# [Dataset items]
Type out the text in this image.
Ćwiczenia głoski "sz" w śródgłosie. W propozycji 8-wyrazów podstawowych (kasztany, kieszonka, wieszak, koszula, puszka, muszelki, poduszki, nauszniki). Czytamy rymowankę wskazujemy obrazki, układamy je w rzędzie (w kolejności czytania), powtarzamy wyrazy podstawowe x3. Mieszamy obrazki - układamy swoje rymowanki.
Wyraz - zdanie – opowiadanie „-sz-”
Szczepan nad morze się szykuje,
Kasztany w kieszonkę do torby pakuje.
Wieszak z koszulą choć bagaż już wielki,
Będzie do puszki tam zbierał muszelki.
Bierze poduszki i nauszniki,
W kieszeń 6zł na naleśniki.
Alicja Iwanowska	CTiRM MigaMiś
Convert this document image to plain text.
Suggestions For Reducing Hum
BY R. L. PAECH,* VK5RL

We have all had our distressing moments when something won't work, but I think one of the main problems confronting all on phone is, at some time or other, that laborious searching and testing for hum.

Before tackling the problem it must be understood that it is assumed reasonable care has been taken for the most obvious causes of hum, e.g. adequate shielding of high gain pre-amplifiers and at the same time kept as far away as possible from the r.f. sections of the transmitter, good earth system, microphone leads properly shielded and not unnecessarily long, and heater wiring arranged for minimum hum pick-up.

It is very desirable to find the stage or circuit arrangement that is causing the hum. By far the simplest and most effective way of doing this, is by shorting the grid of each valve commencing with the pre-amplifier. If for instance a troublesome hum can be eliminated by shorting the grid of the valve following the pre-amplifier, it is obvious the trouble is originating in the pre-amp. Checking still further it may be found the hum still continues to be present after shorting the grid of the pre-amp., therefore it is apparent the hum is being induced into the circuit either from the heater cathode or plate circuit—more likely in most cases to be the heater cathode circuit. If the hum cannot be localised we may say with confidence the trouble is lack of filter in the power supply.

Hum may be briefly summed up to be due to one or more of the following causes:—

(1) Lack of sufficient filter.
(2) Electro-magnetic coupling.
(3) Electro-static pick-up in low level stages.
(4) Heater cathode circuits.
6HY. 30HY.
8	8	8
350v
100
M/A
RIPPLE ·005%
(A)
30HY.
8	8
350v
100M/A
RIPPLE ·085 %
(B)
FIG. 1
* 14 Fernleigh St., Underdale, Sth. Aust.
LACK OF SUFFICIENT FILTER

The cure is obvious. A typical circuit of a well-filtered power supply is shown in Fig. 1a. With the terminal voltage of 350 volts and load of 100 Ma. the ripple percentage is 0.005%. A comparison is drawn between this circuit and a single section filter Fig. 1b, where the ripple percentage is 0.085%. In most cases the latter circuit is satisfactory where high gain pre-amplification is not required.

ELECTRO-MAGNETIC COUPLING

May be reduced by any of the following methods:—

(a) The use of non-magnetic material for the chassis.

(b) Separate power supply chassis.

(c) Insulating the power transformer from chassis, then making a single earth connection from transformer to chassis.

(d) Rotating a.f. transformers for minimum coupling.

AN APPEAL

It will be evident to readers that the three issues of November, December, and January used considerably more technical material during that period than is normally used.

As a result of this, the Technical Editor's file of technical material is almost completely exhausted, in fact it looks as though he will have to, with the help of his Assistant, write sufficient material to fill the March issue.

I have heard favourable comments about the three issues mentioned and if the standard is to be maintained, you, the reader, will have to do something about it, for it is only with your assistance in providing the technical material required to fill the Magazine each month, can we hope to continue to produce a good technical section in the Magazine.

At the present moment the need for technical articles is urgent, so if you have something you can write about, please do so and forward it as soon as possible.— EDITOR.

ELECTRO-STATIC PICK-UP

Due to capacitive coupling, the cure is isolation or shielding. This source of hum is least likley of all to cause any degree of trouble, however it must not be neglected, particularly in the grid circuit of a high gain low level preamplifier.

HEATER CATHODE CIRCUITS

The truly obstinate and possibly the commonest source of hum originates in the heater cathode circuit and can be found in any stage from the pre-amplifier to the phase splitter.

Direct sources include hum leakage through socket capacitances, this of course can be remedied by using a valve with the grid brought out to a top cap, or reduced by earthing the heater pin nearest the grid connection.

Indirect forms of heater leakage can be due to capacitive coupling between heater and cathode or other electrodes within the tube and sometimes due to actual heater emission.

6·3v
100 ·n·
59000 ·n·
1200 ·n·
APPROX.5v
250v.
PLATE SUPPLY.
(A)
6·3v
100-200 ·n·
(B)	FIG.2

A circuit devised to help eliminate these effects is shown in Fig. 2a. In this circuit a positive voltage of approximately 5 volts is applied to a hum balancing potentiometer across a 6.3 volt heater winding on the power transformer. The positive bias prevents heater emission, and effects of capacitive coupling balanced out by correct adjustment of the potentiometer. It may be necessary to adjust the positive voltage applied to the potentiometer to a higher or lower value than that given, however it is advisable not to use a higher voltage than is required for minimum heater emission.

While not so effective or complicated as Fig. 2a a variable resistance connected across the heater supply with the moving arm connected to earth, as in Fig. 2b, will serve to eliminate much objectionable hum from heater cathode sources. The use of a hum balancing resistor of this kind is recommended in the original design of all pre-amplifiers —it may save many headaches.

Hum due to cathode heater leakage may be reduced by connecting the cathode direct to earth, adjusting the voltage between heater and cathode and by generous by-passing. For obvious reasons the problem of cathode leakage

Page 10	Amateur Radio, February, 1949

# [What this task involves]
In the material above, show every line where the word "voltage" turns up.

# [Response to the exercise]
The cure is obvious. A typical circuit of a well-filtered power supply is shown in Fig. 1a. With the terminal voltage of 350 volts and load of 100 Ma. the ripple percentage is 0.005%. A comparison is drawn between this circuit and a single section filter Fig. 1b, where the ripple percentage is 0.085%. In most cases the latter circuit is satisfactory where high gain pre-amplification is not required.
A circuit devised to help eliminate these effects is shown in Fig. 2a. In this circuit a positive voltage of approximately 5 volts is applied to a hum balancing potentiometer across a 6.3 volt heater winding on the power transformer. The positive bias prevents heater emission, and effects of capacitive coupling balanced out by correct adjustment of the potentiometer. It may be necessary to adjust the positive voltage applied to the potentiometer to a higher or lower value than that given, however it is advisable not to use a higher voltage than is required for minimum heater emission.
Hum due to cathode heater leakage may be reduced by connecting the cathode direct to earth, adjusting the voltage between heater and cathode and by generous by-passing. For obvious reasons the problem of cathode leakage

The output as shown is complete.